**AIM OF THE EXERCISE:** Copy all of the material word for word, except for the pictures.

Excerpt from a dataset
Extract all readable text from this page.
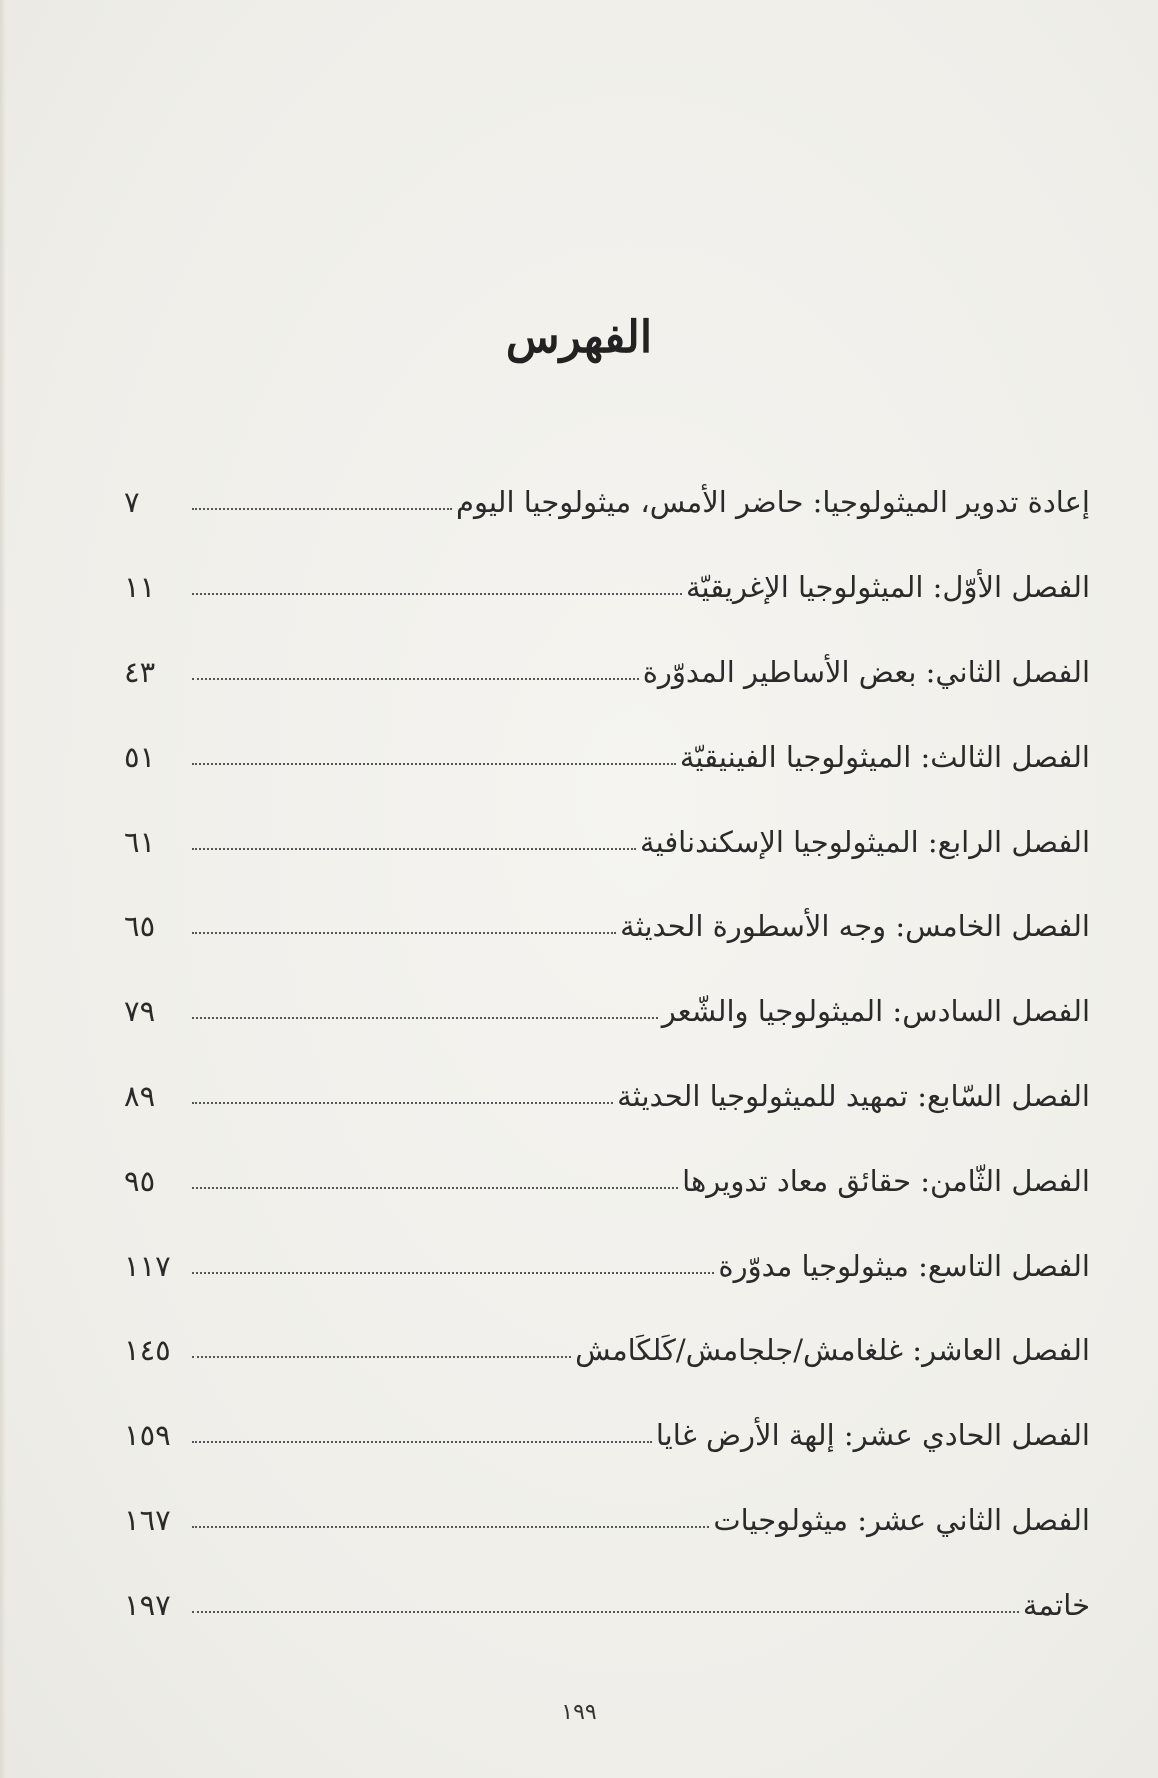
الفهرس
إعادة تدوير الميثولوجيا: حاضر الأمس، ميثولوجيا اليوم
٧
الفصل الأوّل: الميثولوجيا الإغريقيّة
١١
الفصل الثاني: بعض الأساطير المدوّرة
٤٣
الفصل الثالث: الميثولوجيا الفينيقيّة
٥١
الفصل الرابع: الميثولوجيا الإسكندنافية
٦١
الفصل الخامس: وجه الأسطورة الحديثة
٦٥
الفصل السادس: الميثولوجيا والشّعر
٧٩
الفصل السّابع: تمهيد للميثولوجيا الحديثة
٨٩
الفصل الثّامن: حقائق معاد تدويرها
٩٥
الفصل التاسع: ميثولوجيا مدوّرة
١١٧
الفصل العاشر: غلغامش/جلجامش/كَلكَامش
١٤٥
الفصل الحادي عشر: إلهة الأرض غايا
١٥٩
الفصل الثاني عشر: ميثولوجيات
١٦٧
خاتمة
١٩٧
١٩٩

**EXERCISE OUTPUT:**
Extract all readable text from this page.
الفهرس
إعادة تدوير الميثولوجيا: حاضر الأمس، ميثولوجيا اليوم
٧
الفصل الأوّل: الميثولوجيا الإغريقيّة
١١
الفصل الثاني: بعض الأساطير المدوّرة
٤٣
الفصل الثالث: الميثولوجيا الفينيقيّة
٥١
الفصل الرابع: الميثولوجيا الإسكندنافية
٦١
الفصل الخامس: وجه الأسطورة الحديثة
٦٥
الفصل السادس: الميثولوجيا والشّعر
٧٩
الفصل السّابع: تمهيد للميثولوجيا الحديثة
٨٩
الفصل الثّامن: حقائق معاد تدويرها
٩٥
الفصل التاسع: ميثولوجيا مدوّرة
١١٧
الفصل العاشر: غلغامش/جلجامش/كَلكَامش
١٤٥
الفصل الحادي عشر: إلهة الأرض غايا
١٥٩
الفصل الثاني عشر: ميثولوجيات
١٦٧
خاتمة
١٩٧
١٩٩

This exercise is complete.